** Directions **
Isolate every line in the data with the string "КОНВЕЙЕРЫ" and copy it.

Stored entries
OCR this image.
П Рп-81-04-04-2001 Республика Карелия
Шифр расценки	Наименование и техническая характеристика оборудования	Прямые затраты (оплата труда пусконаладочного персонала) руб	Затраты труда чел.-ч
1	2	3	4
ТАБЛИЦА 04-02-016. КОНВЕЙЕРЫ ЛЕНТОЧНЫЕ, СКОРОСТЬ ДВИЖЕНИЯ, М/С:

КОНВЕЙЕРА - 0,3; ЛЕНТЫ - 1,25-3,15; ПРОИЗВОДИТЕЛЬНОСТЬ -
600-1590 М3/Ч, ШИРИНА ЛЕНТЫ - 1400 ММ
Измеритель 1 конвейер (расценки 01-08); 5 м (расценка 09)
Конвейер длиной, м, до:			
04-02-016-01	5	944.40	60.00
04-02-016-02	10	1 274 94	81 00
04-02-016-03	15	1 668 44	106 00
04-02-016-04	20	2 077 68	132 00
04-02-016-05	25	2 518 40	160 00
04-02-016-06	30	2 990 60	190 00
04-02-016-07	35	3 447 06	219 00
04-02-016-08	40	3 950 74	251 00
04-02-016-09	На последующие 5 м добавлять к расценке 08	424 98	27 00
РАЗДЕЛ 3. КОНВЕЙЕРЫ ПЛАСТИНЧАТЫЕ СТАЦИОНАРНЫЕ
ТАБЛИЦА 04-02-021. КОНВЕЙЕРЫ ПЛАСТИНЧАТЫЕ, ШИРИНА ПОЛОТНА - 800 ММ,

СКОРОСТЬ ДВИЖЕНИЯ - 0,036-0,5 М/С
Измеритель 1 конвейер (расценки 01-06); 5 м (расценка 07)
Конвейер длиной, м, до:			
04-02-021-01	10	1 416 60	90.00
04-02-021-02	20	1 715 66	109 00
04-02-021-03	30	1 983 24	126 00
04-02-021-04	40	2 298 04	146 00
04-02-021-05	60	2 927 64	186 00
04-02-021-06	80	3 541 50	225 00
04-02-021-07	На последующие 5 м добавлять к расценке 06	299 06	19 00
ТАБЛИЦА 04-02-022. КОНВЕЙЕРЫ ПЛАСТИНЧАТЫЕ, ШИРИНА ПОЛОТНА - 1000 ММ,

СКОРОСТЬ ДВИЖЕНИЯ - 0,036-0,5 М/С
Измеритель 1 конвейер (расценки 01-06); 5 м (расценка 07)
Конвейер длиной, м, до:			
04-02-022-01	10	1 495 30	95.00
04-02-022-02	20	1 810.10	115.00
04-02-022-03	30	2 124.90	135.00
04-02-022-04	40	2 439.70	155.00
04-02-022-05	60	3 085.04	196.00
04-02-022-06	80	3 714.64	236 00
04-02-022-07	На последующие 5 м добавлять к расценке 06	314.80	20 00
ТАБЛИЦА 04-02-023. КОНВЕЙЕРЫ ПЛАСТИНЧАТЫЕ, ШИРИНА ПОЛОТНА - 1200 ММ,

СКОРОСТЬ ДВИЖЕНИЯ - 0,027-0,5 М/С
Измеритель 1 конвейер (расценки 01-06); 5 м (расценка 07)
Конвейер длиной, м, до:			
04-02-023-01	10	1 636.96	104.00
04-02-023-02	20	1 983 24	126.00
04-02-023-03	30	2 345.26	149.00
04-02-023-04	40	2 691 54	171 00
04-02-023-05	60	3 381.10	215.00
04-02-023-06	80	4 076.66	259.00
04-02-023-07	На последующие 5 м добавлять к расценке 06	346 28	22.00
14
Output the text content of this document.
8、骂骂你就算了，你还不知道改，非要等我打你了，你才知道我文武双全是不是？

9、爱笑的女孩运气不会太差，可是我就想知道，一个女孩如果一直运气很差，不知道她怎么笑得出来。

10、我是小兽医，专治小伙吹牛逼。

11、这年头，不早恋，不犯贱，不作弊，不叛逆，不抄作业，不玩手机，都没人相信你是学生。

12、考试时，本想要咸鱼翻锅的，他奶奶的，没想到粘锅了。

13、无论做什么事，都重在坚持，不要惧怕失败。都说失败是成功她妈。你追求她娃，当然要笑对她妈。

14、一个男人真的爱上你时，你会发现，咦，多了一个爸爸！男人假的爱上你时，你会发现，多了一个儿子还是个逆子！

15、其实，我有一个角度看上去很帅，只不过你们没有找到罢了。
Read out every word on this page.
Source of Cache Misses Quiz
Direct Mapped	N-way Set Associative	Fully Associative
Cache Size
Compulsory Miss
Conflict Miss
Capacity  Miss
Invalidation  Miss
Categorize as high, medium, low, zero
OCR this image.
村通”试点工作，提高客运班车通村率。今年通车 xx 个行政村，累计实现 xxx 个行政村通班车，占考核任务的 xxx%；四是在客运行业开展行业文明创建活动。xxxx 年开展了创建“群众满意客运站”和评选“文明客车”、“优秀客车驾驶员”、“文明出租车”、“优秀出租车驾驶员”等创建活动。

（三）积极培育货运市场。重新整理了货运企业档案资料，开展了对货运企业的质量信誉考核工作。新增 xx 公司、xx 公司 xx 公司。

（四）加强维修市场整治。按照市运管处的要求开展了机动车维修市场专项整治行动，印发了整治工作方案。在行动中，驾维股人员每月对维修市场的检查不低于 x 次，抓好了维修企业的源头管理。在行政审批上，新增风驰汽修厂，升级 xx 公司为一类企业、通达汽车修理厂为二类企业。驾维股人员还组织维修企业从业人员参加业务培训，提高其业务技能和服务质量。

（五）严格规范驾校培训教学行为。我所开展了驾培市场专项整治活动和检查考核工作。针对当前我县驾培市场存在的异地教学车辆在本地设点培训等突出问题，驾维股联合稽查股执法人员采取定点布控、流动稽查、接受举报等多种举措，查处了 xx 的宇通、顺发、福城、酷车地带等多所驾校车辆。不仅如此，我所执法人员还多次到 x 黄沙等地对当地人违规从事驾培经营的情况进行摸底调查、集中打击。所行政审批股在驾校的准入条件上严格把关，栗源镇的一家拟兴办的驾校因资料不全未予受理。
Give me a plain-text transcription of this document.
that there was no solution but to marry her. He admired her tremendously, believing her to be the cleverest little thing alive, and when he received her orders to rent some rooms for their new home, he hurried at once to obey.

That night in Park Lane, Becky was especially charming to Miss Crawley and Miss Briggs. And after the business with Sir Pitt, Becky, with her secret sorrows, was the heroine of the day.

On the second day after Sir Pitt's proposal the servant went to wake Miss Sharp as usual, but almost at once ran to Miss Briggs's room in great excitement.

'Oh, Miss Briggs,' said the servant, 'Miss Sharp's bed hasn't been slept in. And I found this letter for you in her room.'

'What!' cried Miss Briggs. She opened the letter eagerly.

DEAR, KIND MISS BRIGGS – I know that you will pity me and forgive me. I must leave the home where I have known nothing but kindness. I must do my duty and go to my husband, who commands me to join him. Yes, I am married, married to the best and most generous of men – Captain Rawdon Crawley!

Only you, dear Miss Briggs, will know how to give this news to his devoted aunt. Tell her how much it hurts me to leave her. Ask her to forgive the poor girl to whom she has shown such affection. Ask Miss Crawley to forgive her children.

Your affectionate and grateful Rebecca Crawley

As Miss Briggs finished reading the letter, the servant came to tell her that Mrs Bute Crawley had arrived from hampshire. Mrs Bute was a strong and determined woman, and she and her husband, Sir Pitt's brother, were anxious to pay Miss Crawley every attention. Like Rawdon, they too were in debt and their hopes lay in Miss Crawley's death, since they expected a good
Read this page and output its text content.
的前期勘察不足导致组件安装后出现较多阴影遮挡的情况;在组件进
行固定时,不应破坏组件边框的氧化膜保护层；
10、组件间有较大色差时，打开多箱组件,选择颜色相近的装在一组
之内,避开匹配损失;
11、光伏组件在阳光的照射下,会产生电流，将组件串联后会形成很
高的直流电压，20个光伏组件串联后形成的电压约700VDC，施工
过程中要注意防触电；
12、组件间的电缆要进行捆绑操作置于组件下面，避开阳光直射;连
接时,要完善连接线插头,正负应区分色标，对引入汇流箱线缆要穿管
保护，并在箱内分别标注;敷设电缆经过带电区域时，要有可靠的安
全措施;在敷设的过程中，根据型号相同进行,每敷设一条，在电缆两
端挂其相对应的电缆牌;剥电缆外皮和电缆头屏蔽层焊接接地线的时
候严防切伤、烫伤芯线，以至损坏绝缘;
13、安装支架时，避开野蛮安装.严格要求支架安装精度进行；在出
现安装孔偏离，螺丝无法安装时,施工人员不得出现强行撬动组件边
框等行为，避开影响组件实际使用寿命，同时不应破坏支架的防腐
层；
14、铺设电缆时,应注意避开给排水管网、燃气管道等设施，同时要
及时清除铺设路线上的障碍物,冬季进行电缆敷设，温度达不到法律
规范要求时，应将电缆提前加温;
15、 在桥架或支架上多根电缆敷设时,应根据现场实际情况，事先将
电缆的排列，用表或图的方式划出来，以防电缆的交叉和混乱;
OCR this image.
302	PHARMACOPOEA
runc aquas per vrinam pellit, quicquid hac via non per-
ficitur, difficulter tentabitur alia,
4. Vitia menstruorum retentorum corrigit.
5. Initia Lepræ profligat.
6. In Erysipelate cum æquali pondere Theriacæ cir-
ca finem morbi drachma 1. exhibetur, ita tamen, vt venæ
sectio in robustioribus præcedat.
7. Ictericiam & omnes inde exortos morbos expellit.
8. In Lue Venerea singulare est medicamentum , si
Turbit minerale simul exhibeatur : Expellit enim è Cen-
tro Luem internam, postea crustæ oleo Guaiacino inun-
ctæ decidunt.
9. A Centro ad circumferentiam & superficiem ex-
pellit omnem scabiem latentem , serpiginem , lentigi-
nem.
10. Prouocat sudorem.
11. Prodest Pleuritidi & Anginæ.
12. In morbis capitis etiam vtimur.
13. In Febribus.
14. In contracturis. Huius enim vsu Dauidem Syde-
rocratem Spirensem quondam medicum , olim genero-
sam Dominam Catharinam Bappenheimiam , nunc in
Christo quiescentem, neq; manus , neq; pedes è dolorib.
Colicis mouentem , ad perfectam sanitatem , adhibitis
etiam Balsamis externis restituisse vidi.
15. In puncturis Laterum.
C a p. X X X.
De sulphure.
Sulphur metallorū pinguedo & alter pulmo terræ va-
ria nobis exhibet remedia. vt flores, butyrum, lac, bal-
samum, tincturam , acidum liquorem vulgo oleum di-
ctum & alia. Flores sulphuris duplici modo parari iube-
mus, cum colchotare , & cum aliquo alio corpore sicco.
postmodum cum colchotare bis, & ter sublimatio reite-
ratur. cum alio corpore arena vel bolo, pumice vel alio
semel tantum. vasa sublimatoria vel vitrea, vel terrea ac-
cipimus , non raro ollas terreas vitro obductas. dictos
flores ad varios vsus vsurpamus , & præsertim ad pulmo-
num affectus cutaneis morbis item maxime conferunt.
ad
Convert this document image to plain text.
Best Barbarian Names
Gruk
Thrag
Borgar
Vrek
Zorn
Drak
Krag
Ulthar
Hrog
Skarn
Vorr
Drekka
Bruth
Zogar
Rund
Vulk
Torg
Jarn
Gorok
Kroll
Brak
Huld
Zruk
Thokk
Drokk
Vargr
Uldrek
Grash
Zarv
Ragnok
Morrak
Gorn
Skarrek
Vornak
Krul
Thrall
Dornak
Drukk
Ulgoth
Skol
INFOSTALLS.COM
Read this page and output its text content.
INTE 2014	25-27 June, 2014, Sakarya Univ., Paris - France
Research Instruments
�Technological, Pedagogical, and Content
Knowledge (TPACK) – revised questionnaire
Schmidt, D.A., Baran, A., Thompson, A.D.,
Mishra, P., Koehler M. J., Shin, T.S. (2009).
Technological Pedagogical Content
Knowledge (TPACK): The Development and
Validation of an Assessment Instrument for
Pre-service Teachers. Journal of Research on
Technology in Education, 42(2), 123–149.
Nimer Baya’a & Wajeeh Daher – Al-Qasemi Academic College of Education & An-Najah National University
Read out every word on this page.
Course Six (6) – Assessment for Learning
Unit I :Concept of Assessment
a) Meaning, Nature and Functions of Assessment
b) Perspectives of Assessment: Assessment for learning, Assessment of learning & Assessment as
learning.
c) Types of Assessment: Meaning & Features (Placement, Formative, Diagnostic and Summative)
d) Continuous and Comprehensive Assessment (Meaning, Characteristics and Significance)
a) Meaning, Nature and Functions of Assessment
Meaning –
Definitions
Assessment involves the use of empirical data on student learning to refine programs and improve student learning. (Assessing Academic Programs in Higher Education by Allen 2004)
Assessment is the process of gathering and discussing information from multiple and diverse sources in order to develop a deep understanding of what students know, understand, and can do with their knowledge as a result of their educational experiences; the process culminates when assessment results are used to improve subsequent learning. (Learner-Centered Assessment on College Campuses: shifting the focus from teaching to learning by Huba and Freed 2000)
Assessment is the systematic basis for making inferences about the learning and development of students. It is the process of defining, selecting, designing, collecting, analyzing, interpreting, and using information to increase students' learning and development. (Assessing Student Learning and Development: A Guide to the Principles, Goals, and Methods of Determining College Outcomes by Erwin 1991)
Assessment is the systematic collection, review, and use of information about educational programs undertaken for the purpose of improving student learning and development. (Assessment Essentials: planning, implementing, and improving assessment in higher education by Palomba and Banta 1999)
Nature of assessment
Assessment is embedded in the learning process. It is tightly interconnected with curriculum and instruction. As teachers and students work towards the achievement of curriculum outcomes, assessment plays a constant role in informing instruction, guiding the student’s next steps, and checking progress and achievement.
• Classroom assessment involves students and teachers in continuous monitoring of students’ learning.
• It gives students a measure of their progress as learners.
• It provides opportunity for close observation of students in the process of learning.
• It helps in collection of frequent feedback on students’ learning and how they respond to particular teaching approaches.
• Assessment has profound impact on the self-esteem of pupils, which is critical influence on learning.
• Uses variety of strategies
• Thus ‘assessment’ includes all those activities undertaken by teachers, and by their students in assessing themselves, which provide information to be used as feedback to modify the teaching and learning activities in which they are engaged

** Exercise answer **
ТАБЛИЦА 04-02-016. КОНВЕЙЕРЫ ЛЕНТОЧНЫЕ, СКОРОСТЬ ДВИЖЕНИЯ, М/С:
РАЗДЕЛ 3. КОНВЕЙЕРЫ ПЛАСТИНЧАТЫЕ СТАЦИОНАРНЫЕ
ТАБЛИЦА 04-02-021. КОНВЕЙЕРЫ ПЛАСТИНЧАТЫЕ, ШИРИНА ПОЛОТНА - 800 ММ,
ТАБЛИЦА 04-02-022. КОНВЕЙЕРЫ ПЛАСТИНЧАТЫЕ, ШИРИНА ПОЛОТНА - 1000 ММ,
ТАБЛИЦА 04-02-023. КОНВЕЙЕРЫ ПЛАСТИНЧАТЫЕ, ШИРИНА ПОЛОТНА - 1200 ММ,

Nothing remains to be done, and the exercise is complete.